_Try it_. Please reproduce the data below exactly, from the first line to the last.

_Given data_.
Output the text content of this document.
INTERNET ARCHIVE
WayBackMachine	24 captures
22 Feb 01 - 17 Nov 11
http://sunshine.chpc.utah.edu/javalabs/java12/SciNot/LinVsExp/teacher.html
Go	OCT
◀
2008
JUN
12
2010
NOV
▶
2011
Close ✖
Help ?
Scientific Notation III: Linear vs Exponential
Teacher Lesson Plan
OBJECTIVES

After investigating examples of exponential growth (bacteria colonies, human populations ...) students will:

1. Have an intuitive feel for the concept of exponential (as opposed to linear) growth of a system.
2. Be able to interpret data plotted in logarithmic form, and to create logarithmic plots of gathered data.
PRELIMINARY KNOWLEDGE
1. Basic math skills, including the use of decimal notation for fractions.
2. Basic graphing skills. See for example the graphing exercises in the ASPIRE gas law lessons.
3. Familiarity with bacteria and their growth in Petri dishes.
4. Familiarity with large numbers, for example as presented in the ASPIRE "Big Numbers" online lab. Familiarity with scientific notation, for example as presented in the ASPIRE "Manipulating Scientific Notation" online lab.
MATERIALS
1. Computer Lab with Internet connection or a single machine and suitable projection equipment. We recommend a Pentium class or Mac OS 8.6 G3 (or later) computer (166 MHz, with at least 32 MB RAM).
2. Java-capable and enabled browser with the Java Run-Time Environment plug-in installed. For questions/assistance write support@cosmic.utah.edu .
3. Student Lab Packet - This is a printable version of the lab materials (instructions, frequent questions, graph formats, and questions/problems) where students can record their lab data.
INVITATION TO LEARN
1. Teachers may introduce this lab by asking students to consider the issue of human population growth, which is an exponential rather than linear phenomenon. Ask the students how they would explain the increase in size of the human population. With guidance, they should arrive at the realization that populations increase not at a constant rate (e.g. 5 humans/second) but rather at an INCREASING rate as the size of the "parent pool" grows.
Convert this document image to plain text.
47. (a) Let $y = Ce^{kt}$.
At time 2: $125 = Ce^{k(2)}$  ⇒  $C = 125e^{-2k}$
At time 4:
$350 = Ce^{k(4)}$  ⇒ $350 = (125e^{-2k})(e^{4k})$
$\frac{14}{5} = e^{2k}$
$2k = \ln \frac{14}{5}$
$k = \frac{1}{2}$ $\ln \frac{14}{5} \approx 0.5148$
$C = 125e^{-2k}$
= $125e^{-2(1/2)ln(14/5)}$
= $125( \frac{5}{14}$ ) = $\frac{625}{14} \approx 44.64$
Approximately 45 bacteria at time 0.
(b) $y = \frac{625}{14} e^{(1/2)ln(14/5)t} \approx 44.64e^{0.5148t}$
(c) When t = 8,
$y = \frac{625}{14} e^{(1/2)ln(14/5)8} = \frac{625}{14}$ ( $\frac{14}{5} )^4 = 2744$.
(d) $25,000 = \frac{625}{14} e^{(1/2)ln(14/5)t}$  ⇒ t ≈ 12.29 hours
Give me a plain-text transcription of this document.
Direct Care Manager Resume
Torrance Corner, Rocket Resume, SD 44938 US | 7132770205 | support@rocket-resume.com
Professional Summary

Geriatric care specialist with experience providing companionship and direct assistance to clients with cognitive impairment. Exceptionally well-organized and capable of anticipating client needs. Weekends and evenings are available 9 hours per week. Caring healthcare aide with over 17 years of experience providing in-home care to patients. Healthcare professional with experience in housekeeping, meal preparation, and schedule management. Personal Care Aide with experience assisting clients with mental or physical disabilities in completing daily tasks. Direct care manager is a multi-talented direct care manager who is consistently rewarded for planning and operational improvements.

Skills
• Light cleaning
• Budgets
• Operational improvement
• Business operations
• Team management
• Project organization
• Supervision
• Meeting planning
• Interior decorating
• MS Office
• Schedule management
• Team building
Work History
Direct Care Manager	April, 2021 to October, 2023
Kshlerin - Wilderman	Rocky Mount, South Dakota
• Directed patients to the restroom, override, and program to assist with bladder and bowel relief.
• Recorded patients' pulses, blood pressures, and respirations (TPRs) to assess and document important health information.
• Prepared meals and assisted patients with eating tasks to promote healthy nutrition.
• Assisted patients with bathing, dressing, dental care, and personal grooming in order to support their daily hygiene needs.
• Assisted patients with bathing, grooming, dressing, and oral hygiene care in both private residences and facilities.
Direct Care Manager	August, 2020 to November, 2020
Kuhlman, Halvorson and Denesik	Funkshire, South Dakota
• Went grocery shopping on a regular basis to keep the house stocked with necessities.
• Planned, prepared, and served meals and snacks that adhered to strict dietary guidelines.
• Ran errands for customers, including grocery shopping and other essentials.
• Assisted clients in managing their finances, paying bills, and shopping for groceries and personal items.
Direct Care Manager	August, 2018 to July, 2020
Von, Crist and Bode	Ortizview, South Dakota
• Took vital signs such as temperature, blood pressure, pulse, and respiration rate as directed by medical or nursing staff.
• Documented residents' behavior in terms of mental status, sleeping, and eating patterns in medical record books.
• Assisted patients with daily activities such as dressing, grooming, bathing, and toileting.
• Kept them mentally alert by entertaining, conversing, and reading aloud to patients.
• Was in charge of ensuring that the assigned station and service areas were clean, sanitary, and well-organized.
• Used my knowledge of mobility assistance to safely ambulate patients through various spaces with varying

_Output of the exercise_.
Output the text content of this document.
INTERNET ARCHIVE
WayBackMachine	24 captures
22 Feb 01 - 17 Nov 11
http://sunshine.chpc.utah.edu/javalabs/java12/SciNot/LinVsExp/teacher.html
Go	OCT
◀
2008
JUN
12
2010
NOV
▶
2011
Close ✖
Help ?
Scientific Notation III: Linear vs Exponential
Teacher Lesson Plan
OBJECTIVES

After investigating examples of exponential growth (bacteria colonies, human populations ...) students will:

1. Have an intuitive feel for the concept of exponential (as opposed to linear) growth of a system.
2. Be able to interpret data plotted in logarithmic form, and to create logarithmic plots of gathered data.
PRELIMINARY KNOWLEDGE
1. Basic math skills, including the use of decimal notation for fractions.
2. Basic graphing skills. See for example the graphing exercises in the ASPIRE gas law lessons.
3. Familiarity with bacteria and their growth in Petri dishes.
4. Familiarity with large numbers, for example as presented in the ASPIRE "Big Numbers" online lab. Familiarity with scientific notation, for example as presented in the ASPIRE "Manipulating Scientific Notation" online lab.
MATERIALS
1. Computer Lab with Internet connection or a single machine and suitable projection equipment. We recommend a Pentium class or Mac OS 8.6 G3 (or later) computer (166 MHz, with at least 32 MB RAM).
2. Java-capable and enabled browser with the Java Run-Time Environment plug-in installed. For questions/assistance write support@cosmic.utah.edu .
3. Student Lab Packet - This is a printable version of the lab materials (instructions, frequent questions, graph formats, and questions/problems) where students can record their lab data.
INVITATION TO LEARN
1. Teachers may introduce this lab by asking students to consider the issue of human population growth, which is an exponential rather than linear phenomenon. Ask the students how they would explain the increase in size of the human population. With guidance, they should arrive at the realization that populations increase not at a constant rate (e.g. 5 humans/second) but rather at an INCREASING rate as the size of the "parent pool" grows.
Convert this document image to plain text.
47. (a) Let $y = Ce^{kt}$.
At time 2: $125 = Ce^{k(2)}$  ⇒  $C = 125e^{-2k}$
At time 4:
$350 = Ce^{k(4)}$  ⇒ $350 = (125e^{-2k})(e^{4k})$
$\frac{14}{5} = e^{2k}$
$2k = \ln \frac{14}{5}$
$k = \frac{1}{2}$ $\ln \frac{14}{5} \approx 0.5148$
$C = 125e^{-2k}$
= $125e^{-2(1/2)ln(14/5)}$
= $125( \frac{5}{14}$ ) = $\frac{625}{14} \approx 44.64$
Approximately 45 bacteria at time 0.
(b) $y = \frac{625}{14} e^{(1/2)ln(14/5)t} \approx 44.64e^{0.5148t}$
(c) When t = 8,
$y = \frac{625}{14} e^{(1/2)ln(14/5)8} = \frac{625}{14}$ ( $\frac{14}{5} )^4 = 2744$.
(d) $25,000 = \frac{625}{14} e^{(1/2)ln(14/5)t}$  ⇒ t ≈ 12.29 hours
Give me a plain-text transcription of this document.
Direct Care Manager Resume
Torrance Corner, Rocket Resume, SD 44938 US | 7132770205 | support@rocket-resume.com
Professional Summary

Geriatric care specialist with experience providing companionship and direct assistance to clients with cognitive impairment. Exceptionally well-organized and capable of anticipating client needs. Weekends and evenings are available 9 hours per week. Caring healthcare aide with over 17 years of experience providing in-home care to patients. Healthcare professional with experience in housekeeping, meal preparation, and schedule management. Personal Care Aide with experience assisting clients with mental or physical disabilities in completing daily tasks. Direct care manager is a multi-talented direct care manager who is consistently rewarded for planning and operational improvements.

Skills
• Light cleaning
• Budgets
• Operational improvement
• Business operations
• Team management
• Project organization
• Supervision
• Meeting planning
• Interior decorating
• MS Office
• Schedule management
• Team building
Work History
Direct Care Manager	April, 2021 to October, 2023
Kshlerin - Wilderman	Rocky Mount, South Dakota
• Directed patients to the restroom, override, and program to assist with bladder and bowel relief.
• Recorded patients' pulses, blood pressures, and respirations (TPRs) to assess and document important health information.
• Prepared meals and assisted patients with eating tasks to promote healthy nutrition.
• Assisted patients with bathing, dressing, dental care, and personal grooming in order to support their daily hygiene needs.
• Assisted patients with bathing, grooming, dressing, and oral hygiene care in both private residences and facilities.
Direct Care Manager	August, 2020 to November, 2020
Kuhlman, Halvorson and Denesik	Funkshire, South Dakota
• Went grocery shopping on a regular basis to keep the house stocked with necessities.
• Planned, prepared, and served meals and snacks that adhered to strict dietary guidelines.
• Ran errands for customers, including grocery shopping and other essentials.
• Assisted clients in managing their finances, paying bills, and shopping for groceries and personal items.
Direct Care Manager	August, 2018 to July, 2020
Von, Crist and Bode	Ortizview, South Dakota
• Took vital signs such as temperature, blood pressure, pulse, and respiration rate as directed by medical or nursing staff.
• Documented residents' behavior in terms of mental status, sleeping, and eating patterns in medical record books.
• Assisted patients with daily activities such as dressing, grooming, bathing, and toileting.
• Kept them mentally alert by entertaining, conversing, and reading aloud to patients.
• Was in charge of ensuring that the assigned station and service areas were clean, sanitary, and well-organized.
• Used my knowledge of mobility assistance to safely ambulate patients through various spaces with varying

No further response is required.